◆ **Task input**:
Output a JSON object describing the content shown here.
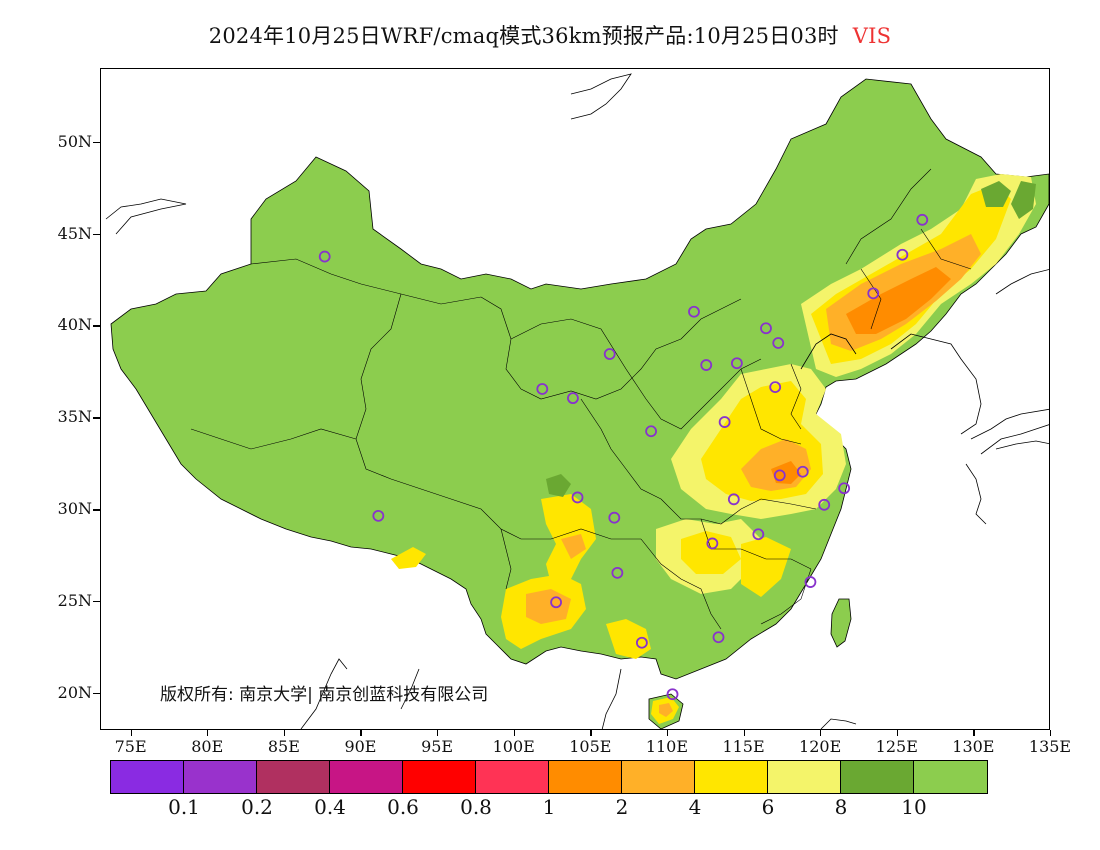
{
  "title": {
    "main": "2024年10月25日WRF/cmaq模式36km预报产品:10月25日03时",
    "variable": "VIS",
    "variable_color": "#ee3333"
  },
  "map": {
    "projection": "lat-lon",
    "lon_range": [
      73,
      135
    ],
    "lat_range": [
      18,
      54
    ],
    "lat_ticks": [
      "50N",
      "45N",
      "40N",
      "35N",
      "30N",
      "25N",
      "20N"
    ],
    "lon_ticks": [
      "75E",
      "80E",
      "85E",
      "90E",
      "95E",
      "100E",
      "105E",
      "110E",
      "115E",
      "120E",
      "125E",
      "130E",
      "135E"
    ],
    "land_fill": "#8ccd4e",
    "station_marker_color": "#8833cc",
    "stations": [
      {
        "lon": 87.6,
        "lat": 43.8
      },
      {
        "lon": 91.1,
        "lat": 29.7
      },
      {
        "lon": 101.8,
        "lat": 36.6
      },
      {
        "lon": 103.8,
        "lat": 36.1
      },
      {
        "lon": 106.2,
        "lat": 38.5
      },
      {
        "lon": 111.7,
        "lat": 40.8
      },
      {
        "lon": 112.5,
        "lat": 37.9
      },
      {
        "lon": 114.5,
        "lat": 38.0
      },
      {
        "lon": 116.4,
        "lat": 39.9
      },
      {
        "lon": 117.2,
        "lat": 39.1
      },
      {
        "lon": 117.0,
        "lat": 36.7
      },
      {
        "lon": 113.7,
        "lat": 34.8
      },
      {
        "lon": 108.9,
        "lat": 34.3
      },
      {
        "lon": 117.3,
        "lat": 31.9
      },
      {
        "lon": 118.8,
        "lat": 32.1
      },
      {
        "lon": 121.5,
        "lat": 31.2
      },
      {
        "lon": 120.2,
        "lat": 30.3
      },
      {
        "lon": 114.3,
        "lat": 30.6
      },
      {
        "lon": 112.9,
        "lat": 28.2
      },
      {
        "lon": 115.9,
        "lat": 28.7
      },
      {
        "lon": 119.3,
        "lat": 26.1
      },
      {
        "lon": 113.3,
        "lat": 23.1
      },
      {
        "lon": 108.3,
        "lat": 22.8
      },
      {
        "lon": 110.3,
        "lat": 20.0
      },
      {
        "lon": 102.7,
        "lat": 25.0
      },
      {
        "lon": 106.7,
        "lat": 26.6
      },
      {
        "lon": 104.1,
        "lat": 30.7
      },
      {
        "lon": 106.5,
        "lat": 29.6
      },
      {
        "lon": 123.4,
        "lat": 41.8
      },
      {
        "lon": 125.3,
        "lat": 43.9
      },
      {
        "lon": 126.6,
        "lat": 45.8
      }
    ]
  },
  "copyright": "版权所有: 南京大学| 南京创蓝科技有限公司",
  "legend": {
    "colors": [
      "#8a2be2",
      "#9932cc",
      "#b03060",
      "#c71585",
      "#ff0000",
      "#ff3355",
      "#ff8c00",
      "#ffb028",
      "#ffe600",
      "#f4f46a",
      "#6aa832",
      "#8ccd4e"
    ],
    "labels": [
      "0.1",
      "0.2",
      "0.4",
      "0.6",
      "0.8",
      "1",
      "2",
      "4",
      "6",
      "8",
      "10"
    ]
  }
}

◆ **Instructions to follow**: Without including the pictures, reproduce all entries exactly.

◆ **The output**:
Output a JSON object describing the content shown here.
{
  "title": {
    "main": "2024年10月25日WRF/cmaq模式36km预报产品:10月25日03时",
    "variable": "VIS",
    "variable_color": "#ee3333"
  },
  "map": {
    "projection": "lat-lon",
    "lon_range": [
      73,
      135
    ],
    "lat_range": [
      18,
      54
    ],
    "lat_ticks": [
      "50N",
      "45N",
      "40N",
      "35N",
      "30N",
      "25N",
      "20N"
    ],
    "lon_ticks": [
      "75E",
      "80E",
      "85E",
      "90E",
      "95E",
      "100E",
      "105E",
      "110E",
      "115E",
      "120E",
      "125E",
      "130E",
      "135E"
    ],
    "land_fill": "#8ccd4e",
    "station_marker_color": "#8833cc",
    "stations": [
      {
        "lon": 87.6,
        "lat": 43.8
      },
      {
        "lon": 91.1,
        "lat": 29.7
      },
      {
        "lon": 101.8,
        "lat": 36.6
      },
      {
        "lon": 103.8,
        "lat": 36.1
      },
      {
        "lon": 106.2,
        "lat": 38.5
      },
      {
        "lon": 111.7,
        "lat": 40.8
      },
      {
        "lon": 112.5,
        "lat": 37.9
      },
      {
        "lon": 114.5,
        "lat": 38.0
      },
      {
        "lon": 116.4,
        "lat": 39.9
      },
      {
        "lon": 117.2,
        "lat": 39.1
      },
      {
        "lon": 117.0,
        "lat": 36.7
      },
      {
        "lon": 113.7,
        "lat": 34.8
      },
      {
        "lon": 108.9,
        "lat": 34.3
      },
      {
        "lon": 117.3,
        "lat": 31.9
      },
      {
        "lon": 118.8,
        "lat": 32.1
      },
      {
        "lon": 121.5,
        "lat": 31.2
      },
      {
        "lon": 120.2,
        "lat": 30.3
      },
      {
        "lon": 114.3,
        "lat": 30.6
      },
      {
        "lon": 112.9,
        "lat": 28.2
      },
      {
        "lon": 115.9,
        "lat": 28.7
      },
      {
        "lon": 119.3,
        "lat": 26.1
      },
      {
        "lon": 113.3,
        "lat": 23.1
      },
      {
        "lon": 108.3,
        "lat": 22.8
      },
      {
        "lon": 110.3,
        "lat": 20.0
      },
      {
        "lon": 102.7,
        "lat": 25.0
      },
      {
        "lon": 106.7,
        "lat": 26.6
      },
      {
        "lon": 104.1,
        "lat": 30.7
      },
      {
        "lon": 106.5,
        "lat": 29.6
      },
      {
        "lon": 123.4,
        "lat": 41.8
      },
      {
        "lon": 125.3,
        "lat": 43.9
      },
      {
        "lon": 126.6,
        "lat": 45.8
      }
    ]
  },
  "copyright": "版权所有: 南京大学| 南京创蓝科技有限公司",
  "legend": {
    "colors": [
      "#8a2be2",
      "#9932cc",
      "#b03060",
      "#c71585",
      "#ff0000",
      "#ff3355",
      "#ff8c00",
      "#ffb028",
      "#ffe600",
      "#f4f46a",
      "#6aa832",
      "#8ccd4e"
    ],
    "labels": [
      "0.1",
      "0.2",
      "0.4",
      "0.6",
      "0.8",
      "1",
      "2",
      "4",
      "6",
      "8",
      "10"
    ]
  }
}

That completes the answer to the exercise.